- **Task to carry out**: Could you repeat the records below exactly, leaving out any pictures?
# START OF Records supplied
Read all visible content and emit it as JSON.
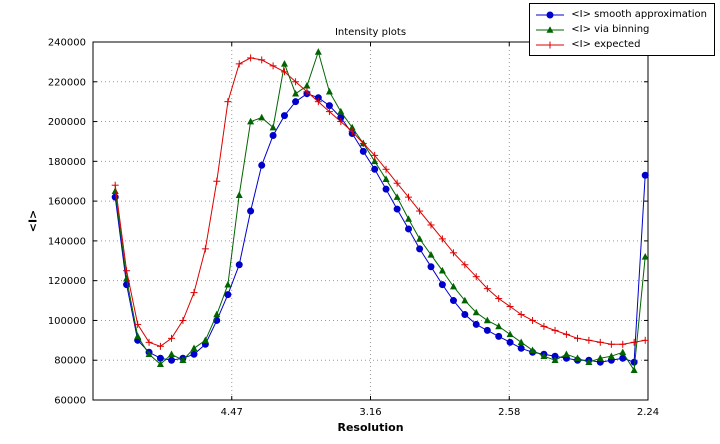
{
  "chart_data": {
    "type": "line",
    "title": "Intensity plots",
    "xlabel": "Resolution",
    "ylabel": "<I>",
    "xlim": [
      0.0,
      0.2
    ],
    "ylim": [
      60000,
      240000
    ],
    "grid": true,
    "legend_position": "upper right, outside top of axes",
    "x_axis_note": "x is reciprocal resolution squared; tick labels show resolution in Angstrom",
    "x_ticks": [
      {
        "v": 0.05,
        "label": "4.47"
      },
      {
        "v": 0.1,
        "label": "3.16"
      },
      {
        "v": 0.15,
        "label": "2.58"
      },
      {
        "v": 0.2,
        "label": "2.24"
      }
    ],
    "y_ticks": [
      {
        "v": 60000,
        "label": "60000"
      },
      {
        "v": 80000,
        "label": "80000"
      },
      {
        "v": 100000,
        "label": "100000"
      },
      {
        "v": 120000,
        "label": "120000"
      },
      {
        "v": 140000,
        "label": "140000"
      },
      {
        "v": 160000,
        "label": "160000"
      },
      {
        "v": 180000,
        "label": "180000"
      },
      {
        "v": 200000,
        "label": "200000"
      },
      {
        "v": 220000,
        "label": "220000"
      },
      {
        "v": 240000,
        "label": "240000"
      }
    ],
    "x": [
      0.008,
      0.0121,
      0.0161,
      0.0202,
      0.0243,
      0.0283,
      0.0324,
      0.0364,
      0.0405,
      0.0446,
      0.0486,
      0.0527,
      0.0568,
      0.0608,
      0.0649,
      0.069,
      0.073,
      0.0771,
      0.0812,
      0.0852,
      0.0893,
      0.0934,
      0.0974,
      0.1015,
      0.1056,
      0.1096,
      0.1137,
      0.1177,
      0.1218,
      0.1259,
      0.1299,
      0.134,
      0.1381,
      0.1421,
      0.1462,
      0.1503,
      0.1543,
      0.1584,
      0.1625,
      0.1665,
      0.1706,
      0.1746,
      0.1787,
      0.1828,
      0.1868,
      0.1909,
      0.195,
      0.199
    ],
    "series": [
      {
        "name": "<I> smooth approximation",
        "color": "#0000cd",
        "marker": "circle",
        "values": [
          162000,
          118000,
          90000,
          84000,
          81000,
          80000,
          81000,
          83000,
          88000,
          100000,
          113000,
          128000,
          155000,
          178000,
          193000,
          203000,
          210000,
          214000,
          212000,
          208000,
          202000,
          194000,
          185000,
          176000,
          166000,
          156000,
          146000,
          136000,
          127000,
          118000,
          110000,
          103000,
          98000,
          95000,
          92000,
          89000,
          86000,
          84000,
          83000,
          82000,
          81000,
          80000,
          80000,
          79000,
          80000,
          81000,
          79000,
          173000
        ]
      },
      {
        "name": "<I> via binning",
        "color": "#006400",
        "marker": "triangle",
        "values": [
          165000,
          121000,
          92000,
          83000,
          78000,
          83000,
          80000,
          86000,
          90000,
          103000,
          118000,
          163000,
          200000,
          202000,
          197000,
          229000,
          214000,
          218000,
          235000,
          215000,
          205000,
          197000,
          189000,
          180000,
          171000,
          162000,
          151000,
          141000,
          133000,
          125000,
          117000,
          110000,
          104000,
          100000,
          97000,
          93000,
          89000,
          85000,
          82000,
          80000,
          83000,
          81000,
          79000,
          81000,
          82000,
          84000,
          75000,
          132000
        ]
      },
      {
        "name": "<I> expected",
        "color": "#dd0000",
        "marker": "plus",
        "values": [
          168000,
          125000,
          98000,
          89000,
          87000,
          91000,
          100000,
          114000,
          136000,
          170000,
          210000,
          229000,
          232000,
          231000,
          228000,
          225000,
          220000,
          215000,
          210000,
          205000,
          200000,
          195000,
          189000,
          183000,
          176000,
          169000,
          162000,
          155000,
          148000,
          141000,
          134000,
          128000,
          122000,
          116000,
          111000,
          107000,
          103000,
          100000,
          97000,
          95000,
          93000,
          91000,
          90000,
          89000,
          88000,
          88000,
          89000,
          90000
        ]
      }
    ]
  }
}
# END OF Records supplied
- **Correct result**:
Read all visible content and emit it as JSON.
{
  "chart_data": {
    "type": "line",
    "title": "Intensity plots",
    "xlabel": "Resolution",
    "ylabel": "<I>",
    "xlim": [
      0.0,
      0.2
    ],
    "ylim": [
      60000,
      240000
    ],
    "grid": true,
    "legend_position": "upper right, outside top of axes",
    "x_axis_note": "x is reciprocal resolution squared; tick labels show resolution in Angstrom",
    "x_ticks": [
      {
        "v": 0.05,
        "label": "4.47"
      },
      {
        "v": 0.1,
        "label": "3.16"
      },
      {
        "v": 0.15,
        "label": "2.58"
      },
      {
        "v": 0.2,
        "label": "2.24"
      }
    ],
    "y_ticks": [
      {
        "v": 60000,
        "label": "60000"
      },
      {
        "v": 80000,
        "label": "80000"
      },
      {
        "v": 100000,
        "label": "100000"
      },
      {
        "v": 120000,
        "label": "120000"
      },
      {
        "v": 140000,
        "label": "140000"
      },
      {
        "v": 160000,
        "label": "160000"
      },
      {
        "v": 180000,
        "label": "180000"
      },
      {
        "v": 200000,
        "label": "200000"
      },
      {
        "v": 220000,
        "label": "220000"
      },
      {
        "v": 240000,
        "label": "240000"
      }
    ],
    "x": [
      0.008,
      0.0121,
      0.0161,
      0.0202,
      0.0243,
      0.0283,
      0.0324,
      0.0364,
      0.0405,
      0.0446,
      0.0486,
      0.0527,
      0.0568,
      0.0608,
      0.0649,
      0.069,
      0.073,
      0.0771,
      0.0812,
      0.0852,
      0.0893,
      0.0934,
      0.0974,
      0.1015,
      0.1056,
      0.1096,
      0.1137,
      0.1177,
      0.1218,
      0.1259,
      0.1299,
      0.134,
      0.1381,
      0.1421,
      0.1462,
      0.1503,
      0.1543,
      0.1584,
      0.1625,
      0.1665,
      0.1706,
      0.1746,
      0.1787,
      0.1828,
      0.1868,
      0.1909,
      0.195,
      0.199
    ],
    "series": [
      {
        "name": "<I> smooth approximation",
        "color": "#0000cd",
        "marker": "circle",
        "values": [
          162000,
          118000,
          90000,
          84000,
          81000,
          80000,
          81000,
          83000,
          88000,
          100000,
          113000,
          128000,
          155000,
          178000,
          193000,
          203000,
          210000,
          214000,
          212000,
          208000,
          202000,
          194000,
          185000,
          176000,
          166000,
          156000,
          146000,
          136000,
          127000,
          118000,
          110000,
          103000,
          98000,
          95000,
          92000,
          89000,
          86000,
          84000,
          83000,
          82000,
          81000,
          80000,
          80000,
          79000,
          80000,
          81000,
          79000,
          173000
        ]
      },
      {
        "name": "<I> via binning",
        "color": "#006400",
        "marker": "triangle",
        "values": [
          165000,
          121000,
          92000,
          83000,
          78000,
          83000,
          80000,
          86000,
          90000,
          103000,
          118000,
          163000,
          200000,
          202000,
          197000,
          229000,
          214000,
          218000,
          235000,
          215000,
          205000,
          197000,
          189000,
          180000,
          171000,
          162000,
          151000,
          141000,
          133000,
          125000,
          117000,
          110000,
          104000,
          100000,
          97000,
          93000,
          89000,
          85000,
          82000,
          80000,
          83000,
          81000,
          79000,
          81000,
          82000,
          84000,
          75000,
          132000
        ]
      },
      {
        "name": "<I> expected",
        "color": "#dd0000",
        "marker": "plus",
        "values": [
          168000,
          125000,
          98000,
          89000,
          87000,
          91000,
          100000,
          114000,
          136000,
          170000,
          210000,
          229000,
          232000,
          231000,
          228000,
          225000,
          220000,
          215000,
          210000,
          205000,
          200000,
          195000,
          189000,
          183000,
          176000,
          169000,
          162000,
          155000,
          148000,
          141000,
          134000,
          128000,
          122000,
          116000,
          111000,
          107000,
          103000,
          100000,
          97000,
          95000,
          93000,
          91000,
          90000,
          89000,
          88000,
          88000,
          89000,
          90000
        ]
      }
    ]
  }
}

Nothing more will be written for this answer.